WHAT YOU WILL DO:
Find how many lines hold the word "signing" and give that number only.

──────── MATERIAL FOR THE TASK ────────

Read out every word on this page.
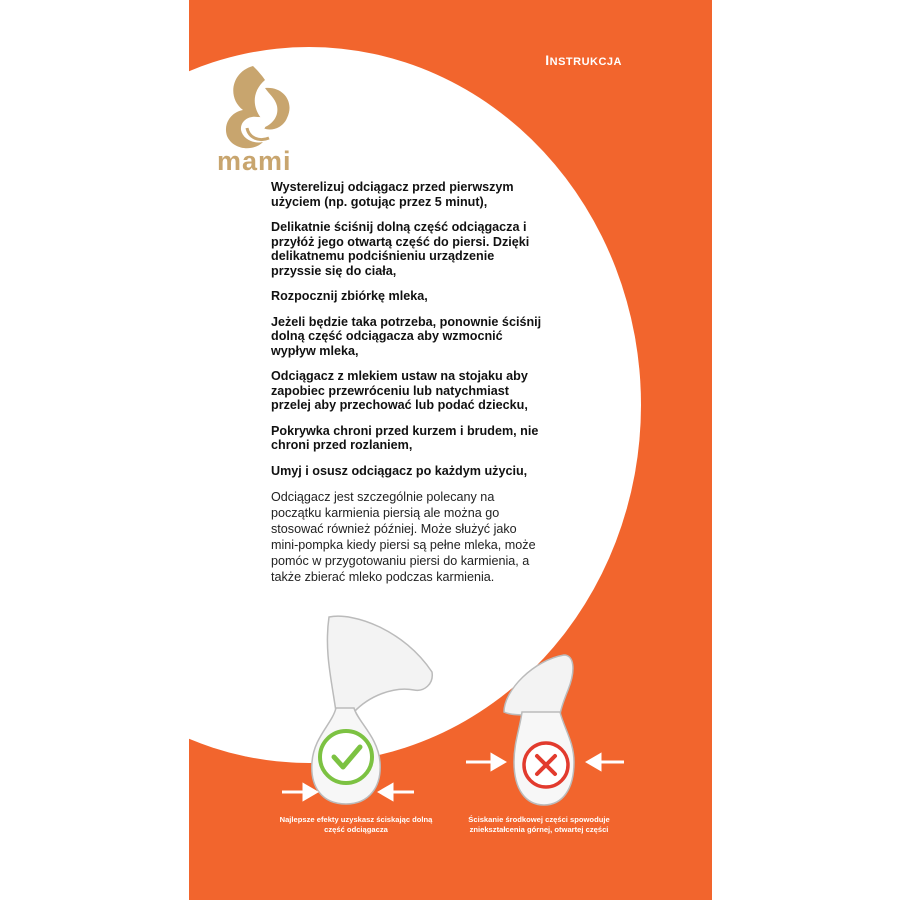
INSTRUKCJA
mami

Wysterelizuj odciągacz przed pierwszym użyciem (np. gotując przez 5 minut),

Delikatnie ściśnij dolną część odciągacza i przyłóż jego otwartą część do piersi. Dzięki delikatnemu podciśnieniu urządzenie przyssie się do ciała,

Rozpocznij zbiórkę mleka,

Jeżeli będzie taka potrzeba, ponownie ściśnij dolną część odciągacza aby wzmocnić wypływ mleka,

Odciągacz z mlekiem ustaw na stojaku aby zapobiec przewróceniu lub natychmiast przelej aby przechować lub podać dziecku,

Pokrywka chroni przed kurzem i brudem, nie chroni przed rozlaniem,

Umyj i osusz odciągacz po każdym użyciu,

Odciągacz jest szczególnie polecany na początku karmienia piersią ale można go stosować również później. Może służyć jako mini-pompka kiedy piersi są pełne mleka, może pomóc w przygotowaniu piersi do karmienia, a także zbierać mleko podczas karmienia.

Najlepsze efekty uzyskasz ściskając dolną część odciągacza
Ściskanie środkowej części spowoduje zniekształcenia górnej, otwartej części
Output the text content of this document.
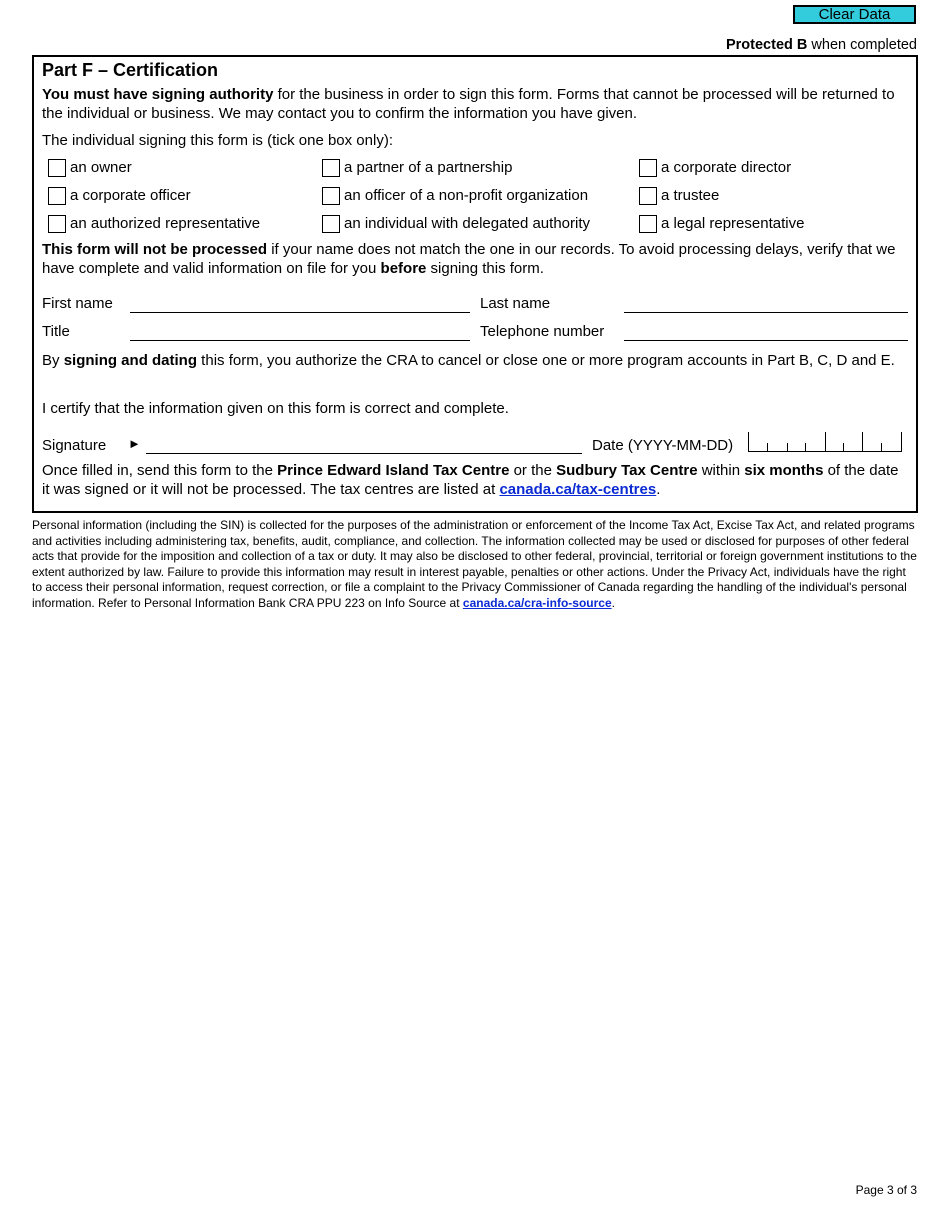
Clear Data
Protected B when completed
Part F – Certification
You must have signing authority for the business in order to sign this form. Forms that cannot be processed will be returned to the individual or business. We may contact you to confirm the information you have given.
The individual signing this form is (tick one box only):
an owner	a partner of a partnership	a corporate director
a corporate officer	an officer of a non-profit organization	a trustee
an authorized representative	an individual with delegated authority	a legal representative
This form will not be processed if your name does not match the one in our records. To avoid processing delays, verify that we have complete and valid information on file for you before signing this form.
First name	Last name
Title	Telephone number
By signing and dating this form, you authorize the CRA to cancel or close one or more program accounts in Part B, C, D and E.
I certify that the information given on this form is correct and complete.
Signature ►	Date (YYYY-MM-DD)
Once filled in, send this form to the Prince Edward Island Tax Centre or the Sudbury Tax Centre within six months of the date it was signed or it will not be processed. The tax centres are listed at canada.ca/tax-centres.
Personal information (including the SIN) is collected for the purposes of the administration or enforcement of the Income Tax Act, Excise Tax Act, and related programs and activities including administering tax, benefits, audit, compliance, and collection. The information collected may be used or disclosed for purposes of other federal acts that provide for the imposition and collection of a tax or duty. It may also be disclosed to other federal, provincial, territorial or foreign government institutions to the extent authorized by law. Failure to provide this information may result in interest payable, penalties or other actions. Under the Privacy Act, individuals have the right to access their personal information, request correction, or file a complaint to the Privacy Commissioner of Canada regarding the handling of the individual's personal information. Refer to Personal Information Bank CRA PPU 223 on Info Source at canada.ca/cra-info-source.
Page 3 of 3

────────

CORRECT ANSWER:
4